── Data records ──

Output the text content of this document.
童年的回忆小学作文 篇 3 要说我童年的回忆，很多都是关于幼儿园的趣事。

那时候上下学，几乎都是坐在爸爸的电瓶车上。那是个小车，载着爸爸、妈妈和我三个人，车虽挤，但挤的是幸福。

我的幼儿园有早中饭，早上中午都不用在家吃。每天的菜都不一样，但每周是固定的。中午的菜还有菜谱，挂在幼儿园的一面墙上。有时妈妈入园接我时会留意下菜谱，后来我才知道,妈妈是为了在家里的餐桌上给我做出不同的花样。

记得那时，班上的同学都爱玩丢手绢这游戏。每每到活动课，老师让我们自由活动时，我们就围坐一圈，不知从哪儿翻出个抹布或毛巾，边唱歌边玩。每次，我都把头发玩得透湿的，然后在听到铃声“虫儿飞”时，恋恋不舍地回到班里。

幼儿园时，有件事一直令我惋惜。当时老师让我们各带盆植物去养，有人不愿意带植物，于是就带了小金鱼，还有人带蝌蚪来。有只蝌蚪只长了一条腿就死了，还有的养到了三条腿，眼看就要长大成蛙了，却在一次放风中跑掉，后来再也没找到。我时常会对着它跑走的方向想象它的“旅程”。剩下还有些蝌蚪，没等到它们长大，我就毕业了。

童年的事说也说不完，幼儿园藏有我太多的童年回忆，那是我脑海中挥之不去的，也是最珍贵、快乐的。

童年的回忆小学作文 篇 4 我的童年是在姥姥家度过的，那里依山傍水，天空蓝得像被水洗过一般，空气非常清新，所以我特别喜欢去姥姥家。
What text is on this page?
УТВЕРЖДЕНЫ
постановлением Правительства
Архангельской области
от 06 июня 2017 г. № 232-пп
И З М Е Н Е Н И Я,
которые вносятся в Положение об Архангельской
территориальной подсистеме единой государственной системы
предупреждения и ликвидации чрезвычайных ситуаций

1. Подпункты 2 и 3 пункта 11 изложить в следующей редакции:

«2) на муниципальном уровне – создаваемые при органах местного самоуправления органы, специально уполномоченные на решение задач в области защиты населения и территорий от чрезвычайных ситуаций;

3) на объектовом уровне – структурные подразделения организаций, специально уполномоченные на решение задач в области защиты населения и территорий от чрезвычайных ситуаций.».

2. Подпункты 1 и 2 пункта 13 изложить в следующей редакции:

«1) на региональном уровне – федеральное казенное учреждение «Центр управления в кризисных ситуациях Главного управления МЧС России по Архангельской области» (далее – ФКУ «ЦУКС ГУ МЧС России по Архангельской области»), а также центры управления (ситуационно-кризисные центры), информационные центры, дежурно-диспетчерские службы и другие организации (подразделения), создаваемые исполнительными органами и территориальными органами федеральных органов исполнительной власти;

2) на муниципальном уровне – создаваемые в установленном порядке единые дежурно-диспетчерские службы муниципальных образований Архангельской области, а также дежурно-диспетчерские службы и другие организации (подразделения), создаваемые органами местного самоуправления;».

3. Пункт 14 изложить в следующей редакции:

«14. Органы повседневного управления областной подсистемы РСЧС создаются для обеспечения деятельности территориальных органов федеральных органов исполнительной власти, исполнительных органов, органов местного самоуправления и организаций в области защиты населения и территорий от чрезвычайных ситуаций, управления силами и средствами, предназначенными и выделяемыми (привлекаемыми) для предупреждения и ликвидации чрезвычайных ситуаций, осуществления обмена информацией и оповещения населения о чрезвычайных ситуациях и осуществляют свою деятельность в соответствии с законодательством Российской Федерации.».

───

Your task:
Copy all the lines above that hold the string "органами".

Answer to this exercise:
«1) на региональном уровне – федеральное казенное учреждение «Центр управления в кризисных ситуациях Главного управления МЧС России по Архангельской области» (далее – ФКУ «ЦУКС ГУ МЧС России по Архангельской области»), а также центры управления (ситуационно-кризисные центры), информационные центры, дежурно-диспетчерские службы и другие организации (подразделения), создаваемые исполнительными органами и территориальными органами федеральных органов исполнительной власти;
2) на муниципальном уровне – создаваемые в установленном порядке единые дежурно-диспетчерские службы муниципальных образований Архангельской области, а также дежурно-диспетчерские службы и другие организации (подразделения), создаваемые органами местного самоуправления;».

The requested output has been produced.